- **Exercise inputs**:
......

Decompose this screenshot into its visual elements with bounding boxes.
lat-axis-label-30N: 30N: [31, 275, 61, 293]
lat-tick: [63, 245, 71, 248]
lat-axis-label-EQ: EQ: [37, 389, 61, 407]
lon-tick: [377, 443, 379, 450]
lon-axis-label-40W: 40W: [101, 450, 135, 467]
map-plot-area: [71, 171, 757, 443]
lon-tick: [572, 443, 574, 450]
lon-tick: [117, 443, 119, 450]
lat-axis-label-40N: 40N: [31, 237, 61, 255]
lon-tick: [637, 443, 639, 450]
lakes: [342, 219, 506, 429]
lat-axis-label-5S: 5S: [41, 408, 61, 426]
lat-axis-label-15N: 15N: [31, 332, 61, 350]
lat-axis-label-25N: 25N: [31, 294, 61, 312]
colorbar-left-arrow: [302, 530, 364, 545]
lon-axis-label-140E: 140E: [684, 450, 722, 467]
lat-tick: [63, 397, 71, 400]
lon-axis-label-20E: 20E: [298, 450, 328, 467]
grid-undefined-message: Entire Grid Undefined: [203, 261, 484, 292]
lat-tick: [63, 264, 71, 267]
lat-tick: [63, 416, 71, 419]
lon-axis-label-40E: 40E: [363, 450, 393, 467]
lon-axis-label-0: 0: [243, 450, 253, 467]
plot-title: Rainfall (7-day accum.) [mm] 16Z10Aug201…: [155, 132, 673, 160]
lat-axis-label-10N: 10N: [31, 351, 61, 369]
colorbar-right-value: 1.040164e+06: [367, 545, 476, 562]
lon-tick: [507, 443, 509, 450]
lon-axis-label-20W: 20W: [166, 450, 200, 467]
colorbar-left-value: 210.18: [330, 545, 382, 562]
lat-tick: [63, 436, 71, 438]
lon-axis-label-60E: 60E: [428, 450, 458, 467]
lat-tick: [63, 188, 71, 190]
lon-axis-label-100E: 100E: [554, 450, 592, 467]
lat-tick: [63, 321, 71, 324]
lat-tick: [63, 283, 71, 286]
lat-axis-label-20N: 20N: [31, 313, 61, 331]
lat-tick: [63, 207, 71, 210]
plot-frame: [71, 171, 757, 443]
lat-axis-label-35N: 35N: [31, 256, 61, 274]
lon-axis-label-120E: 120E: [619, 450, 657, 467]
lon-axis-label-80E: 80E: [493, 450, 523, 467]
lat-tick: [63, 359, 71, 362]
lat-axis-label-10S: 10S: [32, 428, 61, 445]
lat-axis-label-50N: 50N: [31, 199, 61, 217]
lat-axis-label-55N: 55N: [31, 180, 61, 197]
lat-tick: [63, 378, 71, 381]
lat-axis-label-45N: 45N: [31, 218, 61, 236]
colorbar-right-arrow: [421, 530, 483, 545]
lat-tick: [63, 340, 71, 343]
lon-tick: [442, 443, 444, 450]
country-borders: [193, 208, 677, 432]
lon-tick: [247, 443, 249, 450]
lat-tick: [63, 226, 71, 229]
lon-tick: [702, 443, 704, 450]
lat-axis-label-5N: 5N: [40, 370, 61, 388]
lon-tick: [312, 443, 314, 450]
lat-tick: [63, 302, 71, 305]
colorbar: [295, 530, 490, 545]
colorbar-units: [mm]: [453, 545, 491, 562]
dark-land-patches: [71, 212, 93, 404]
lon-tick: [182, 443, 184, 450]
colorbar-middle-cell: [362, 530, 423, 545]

......

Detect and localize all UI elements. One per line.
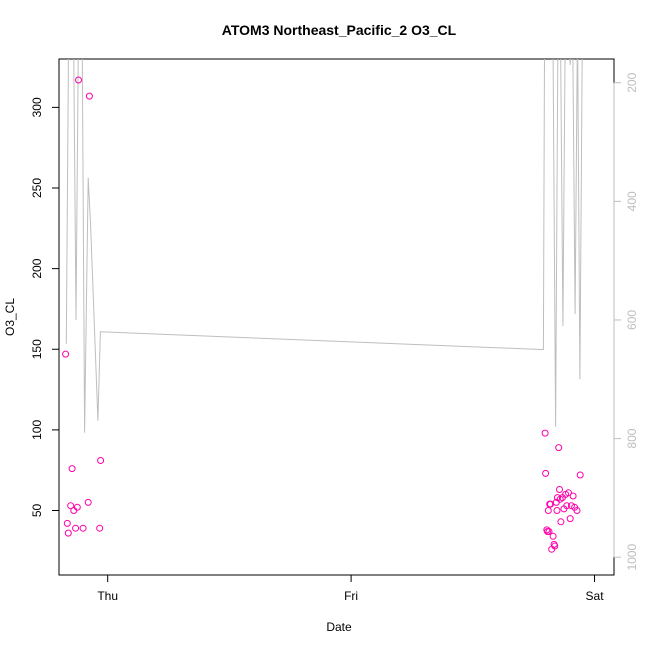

......

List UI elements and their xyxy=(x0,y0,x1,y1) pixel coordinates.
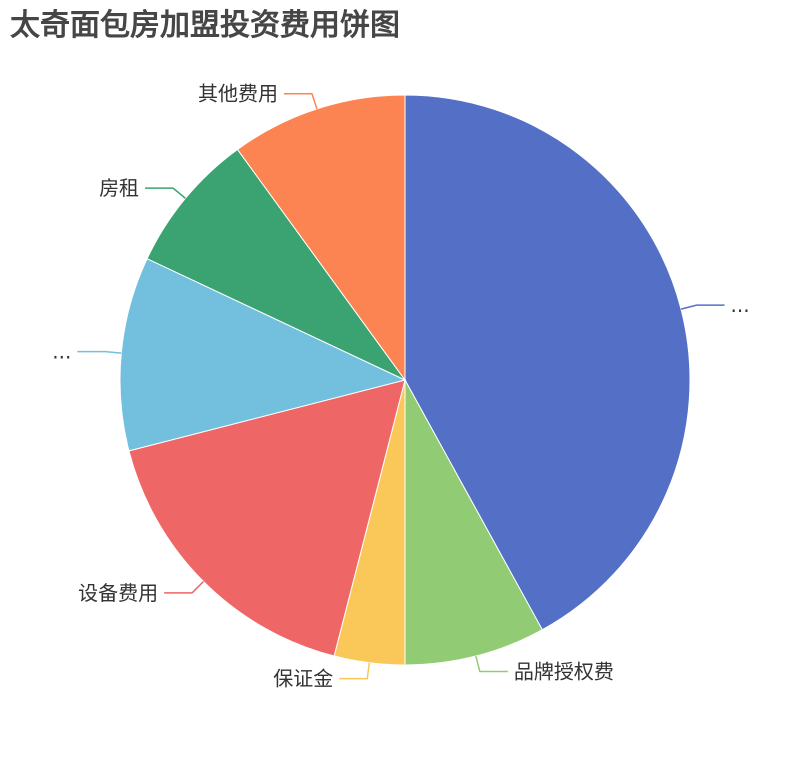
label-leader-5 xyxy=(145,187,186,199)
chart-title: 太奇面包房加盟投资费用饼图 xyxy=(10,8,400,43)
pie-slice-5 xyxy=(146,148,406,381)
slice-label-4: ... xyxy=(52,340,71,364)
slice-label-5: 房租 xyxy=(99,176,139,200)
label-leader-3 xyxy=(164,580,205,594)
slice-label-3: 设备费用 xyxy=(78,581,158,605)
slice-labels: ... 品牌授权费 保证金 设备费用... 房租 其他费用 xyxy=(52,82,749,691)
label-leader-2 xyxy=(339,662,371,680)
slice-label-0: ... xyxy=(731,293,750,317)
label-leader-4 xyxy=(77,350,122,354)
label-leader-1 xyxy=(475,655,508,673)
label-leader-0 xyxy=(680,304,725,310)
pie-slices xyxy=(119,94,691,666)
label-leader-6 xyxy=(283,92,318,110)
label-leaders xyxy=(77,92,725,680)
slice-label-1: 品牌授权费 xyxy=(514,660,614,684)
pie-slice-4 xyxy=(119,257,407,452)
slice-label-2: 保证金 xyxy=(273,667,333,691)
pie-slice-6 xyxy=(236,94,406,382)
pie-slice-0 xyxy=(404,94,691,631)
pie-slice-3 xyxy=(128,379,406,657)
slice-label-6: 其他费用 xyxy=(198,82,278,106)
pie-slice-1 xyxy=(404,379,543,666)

......

- **Goal of the exercise**:
Rewrite the lines from the one containing "Decompose this screenshot" up to and including the one containing "colorbar: [295, 530, 490, 545]", changing "lat-tick" to "latitude-tick" and keeping everything else the same.

- **Written answer**:
Decompose this screenshot into its visual elements with bounding boxes.
lat-axis-label-30N: 30N: [31, 275, 61, 293]
latitude-tick: [63, 245, 71, 248]
lat-axis-label-EQ: EQ: [37, 389, 61, 407]
lon-tick: [377, 443, 379, 450]
lon-axis-label-40W: 40W: [101, 450, 135, 467]
map-plot-area: [71, 171, 757, 443]
lon-tick: [572, 443, 574, 450]
lon-tick: [117, 443, 119, 450]
lat-axis-label-40N: 40N: [31, 237, 61, 255]
lon-tick: [637, 443, 639, 450]
lakes: [342, 219, 506, 429]
lat-axis-label-5S: 5S: [41, 408, 61, 426]
lat-axis-label-15N: 15N: [31, 332, 61, 350]
lat-axis-label-25N: 25N: [31, 294, 61, 312]
colorbar-left-arrow: [302, 530, 364, 545]
lon-axis-label-140E: 140E: [684, 450, 722, 467]
latitude-tick: [63, 397, 71, 400]
lon-axis-label-20E: 20E: [298, 450, 328, 467]
grid-undefined-message: Entire Grid Undefined: [203, 261, 484, 292]
latitude-tick: [63, 264, 71, 267]
latitude-tick: [63, 416, 71, 419]
lon-axis-label-40E: 40E: [363, 450, 393, 467]
lon-axis-label-0: 0: [243, 450, 253, 467]
plot-title: Rainfall (7-day accum.) [mm] 16Z10Aug201…: [155, 132, 673, 160]
lat-axis-label-10N: 10N: [31, 351, 61, 369]
colorbar-right-value: 1.040164e+06: [367, 545, 476, 562]
lon-tick: [507, 443, 509, 450]
lon-axis-label-20W: 20W: [166, 450, 200, 467]
colorbar-left-value: 210.18: [330, 545, 382, 562]
latitude-tick: [63, 436, 71, 438]
lon-axis-label-60E: 60E: [428, 450, 458, 467]
latitude-tick: [63, 188, 71, 190]
lon-axis-label-100E: 100E: [554, 450, 592, 467]
latitude-tick: [63, 321, 71, 324]
latitude-tick: [63, 283, 71, 286]
lat-axis-label-20N: 20N: [31, 313, 61, 331]
latitude-tick: [63, 207, 71, 210]
plot-frame: [71, 171, 757, 443]
lat-axis-label-35N: 35N: [31, 256, 61, 274]
lon-axis-label-120E: 120E: [619, 450, 657, 467]
lon-axis-label-80E: 80E: [493, 450, 523, 467]
latitude-tick: [63, 359, 71, 362]
lat-axis-label-10S: 10S: [32, 428, 61, 445]
lat-axis-label-50N: 50N: [31, 199, 61, 217]
lat-axis-label-55N: 55N: [31, 180, 61, 197]
latitude-tick: [63, 378, 71, 381]
lat-axis-label-45N: 45N: [31, 218, 61, 236]
colorbar-right-arrow: [421, 530, 483, 545]
latitude-tick: [63, 340, 71, 343]
lon-tick: [442, 443, 444, 450]
country-borders: [193, 208, 677, 432]
lon-tick: [247, 443, 249, 450]
latitude-tick: [63, 226, 71, 229]
lon-tick: [702, 443, 704, 450]
lat-axis-label-5N: 5N: [40, 370, 61, 388]
lon-tick: [312, 443, 314, 450]
latitude-tick: [63, 302, 71, 305]
colorbar: [295, 530, 490, 545]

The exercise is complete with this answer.